_EXERCISE BRIEF:_
Find each line with the word "PORTE" and copy it.

[Entries from a dataset]

───

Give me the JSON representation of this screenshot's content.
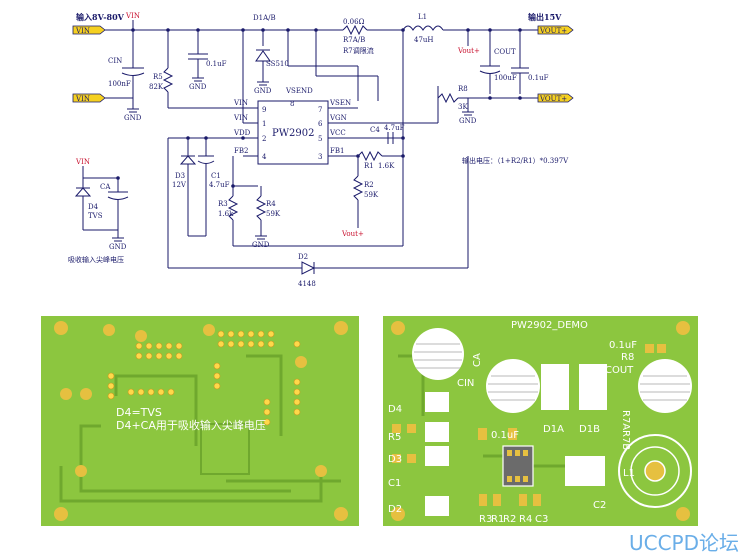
{
  "schematic": {
    "title_left": "输入8V-80V",
    "title_right": "输出15V",
    "vin_net": "VIN",
    "vout_net": "Vout+",
    "vout_port": "VOUT+",
    "gnd": "GND",
    "ic_name": "PW2902",
    "pins_left": [
      "VIN",
      "VIN",
      "VDD",
      "FB2"
    ],
    "pins_left_nums": [
      "9",
      "1",
      "2",
      "4"
    ],
    "pins_right": [
      "VSEN",
      "VGN",
      "VCC",
      "FB1"
    ],
    "pins_right_nums": [
      "7",
      "6",
      "5",
      "3"
    ],
    "pin_top": "VSEND",
    "pin_top_num": "8",
    "cin": "CIN",
    "cin_val": "100nF",
    "c01": "0.1uF",
    "r5": "R5",
    "r5_val": "82K",
    "d1": "D1A/B",
    "d1_part": "SS510",
    "r7_val": "0.06Ω",
    "r7": "R7A/B",
    "r7_note": "R7调限流",
    "l1": "L1",
    "l1_val": "47uH",
    "cout": "COUT",
    "cout_val": "100uF",
    "cout2_val": "0.1uF",
    "r8": "R8",
    "r8_val": "3K",
    "c4": "C4",
    "c4_val": "4.7uF",
    "r1": "R1",
    "r1_val": "1.6K",
    "r2": "R2",
    "r2_val": "59K",
    "d3": "D3",
    "d3_val": "12V",
    "c1": "C1",
    "c1_val": "4.7uF",
    "r3": "R3",
    "r3_val": "1.6k",
    "r4": "R4",
    "r4_val": "59K",
    "d2": "D2",
    "d2_val": "4148",
    "ca": "CA",
    "d4": "D4",
    "d4_val": "TVS",
    "formula": "输出电压：（1+R2/R1）*0.397V",
    "absorb_note": "吸收输入尖峰电压"
  },
  "pcb_bottom": {
    "note1": "D4=TVS",
    "note2": "D4+CA用于吸收输入尖峰电压"
  },
  "pcb_top": {
    "title": "PW2902_DEMO",
    "labels": [
      "CA",
      "CIN",
      "D4",
      "R5",
      "D3",
      "C1",
      "D2",
      "0.1uF",
      "D1A",
      "D1B",
      "0.1uF",
      "R8",
      "COUT",
      "R7A",
      "R7B",
      "L1",
      "C2",
      "R3",
      "R1",
      "R2",
      "R4",
      "C3"
    ]
  },
  "watermark": "UCCPD论坛",
  "colors": {
    "wire": "#1a1a6a",
    "net_red": "#c8102e",
    "port": "#f5d020",
    "pcb": "#8cc63f",
    "pcb_dark": "#6fa82e",
    "pad": "#e6c040"
  }
}
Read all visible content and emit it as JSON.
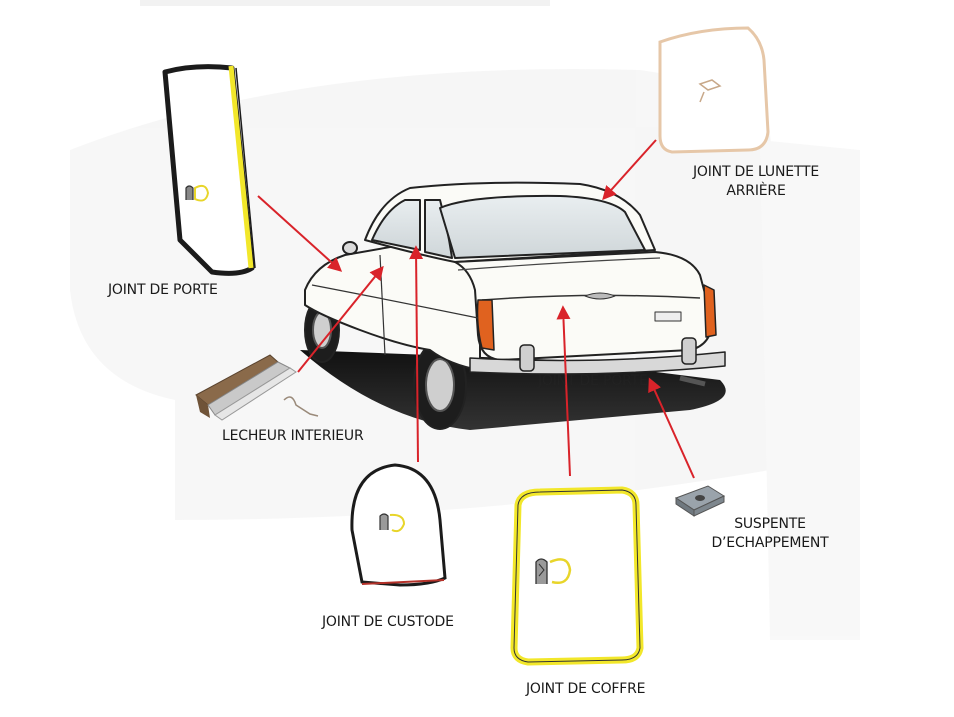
{
  "labels": {
    "joint_porte": "JOINT DE PORTE",
    "joint_lunette_line1": "JOINT DE LUNETTE",
    "joint_lunette_line2": "ARRIÈRE",
    "lecheur": "LECHEUR INTERIEUR",
    "joint_custode": "JOINT DE CUSTODE",
    "joint_coffre": "JOINT DE COFFRE",
    "suspente_line1": "SUSPENTE",
    "suspente_line2": "D’ECHAPPEMENT",
    "ghost_text": "JOINT DE PORTE"
  },
  "colors": {
    "arrow": "#d9232a",
    "seal_yellow": "#f2e72a",
    "seal_black": "#1b1b1b",
    "car_body": "#fbfbf7",
    "car_outline": "#222222",
    "lecheur_brown": "#8a6a4a",
    "lunette_tan": "#e6c7a8"
  },
  "icons": [
    "seal-profile-icon"
  ]
}
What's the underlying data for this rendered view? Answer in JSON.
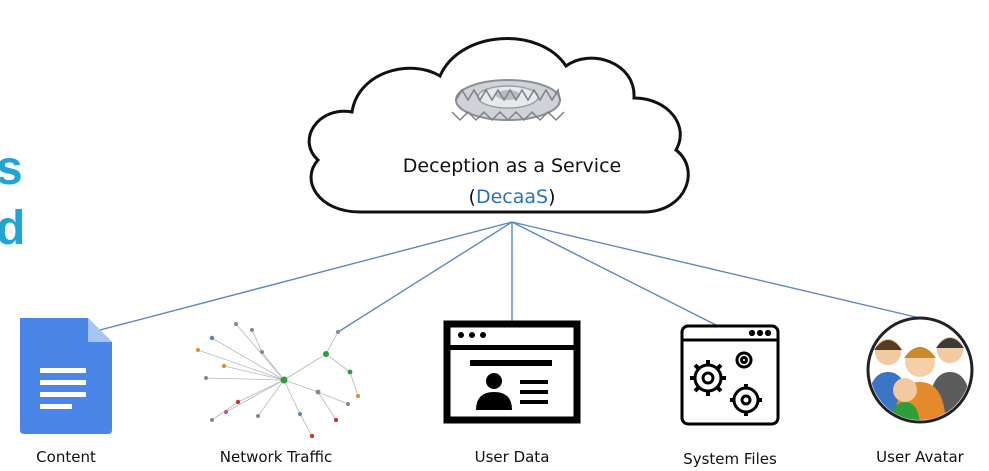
{
  "side_text": {
    "line1": "s",
    "line2": "d"
  },
  "cloud": {
    "title": "Deception as a Service",
    "open_paren": "(",
    "acronym": "DecaaS",
    "close_paren": ")",
    "icon": "bear-trap-icon"
  },
  "nodes": [
    {
      "label": "Content",
      "icon": "document-icon",
      "color": "#4a86e8"
    },
    {
      "label": "Network Traffic",
      "icon": "network-graph-icon"
    },
    {
      "label": "User Data",
      "icon": "user-profile-window-icon"
    },
    {
      "label": "System Files",
      "icon": "gears-window-icon"
    },
    {
      "label": "User Avatar",
      "icon": "user-group-avatar-icon"
    }
  ],
  "colors": {
    "accent": "#1fa4d3",
    "connector": "#5b86c5",
    "acronym": "#2a73b8"
  }
}
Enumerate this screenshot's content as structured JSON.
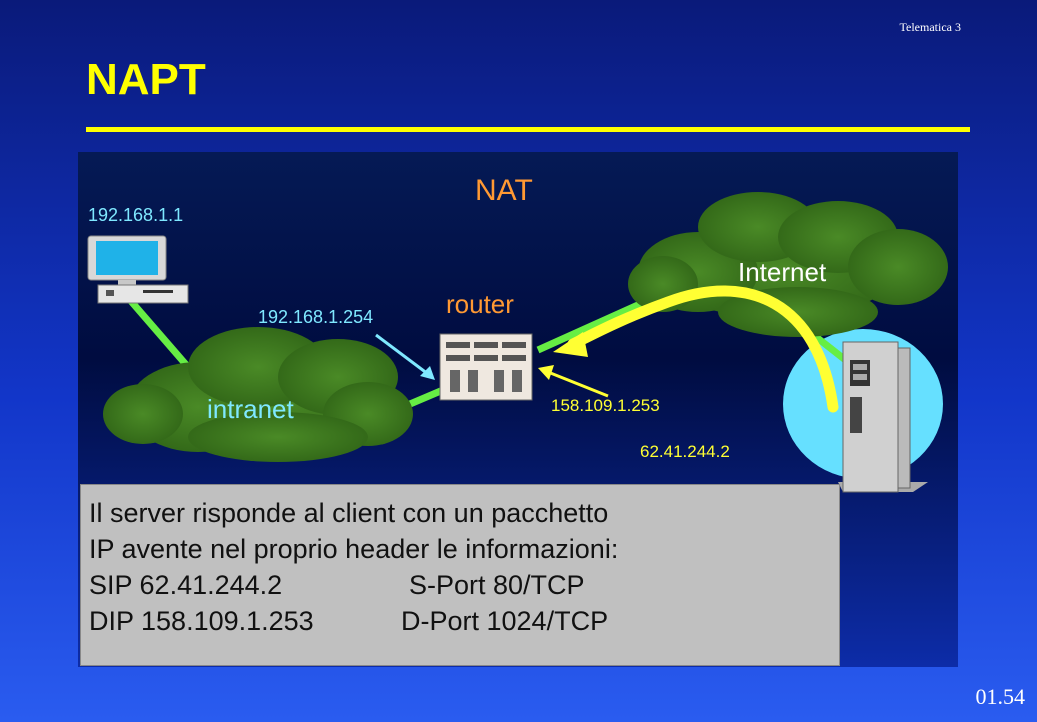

───

_FINISHED TASK:_
    "joint_porte": "JOINT DE PORTE",
    "ghost_text": "JOINT DE PORTE"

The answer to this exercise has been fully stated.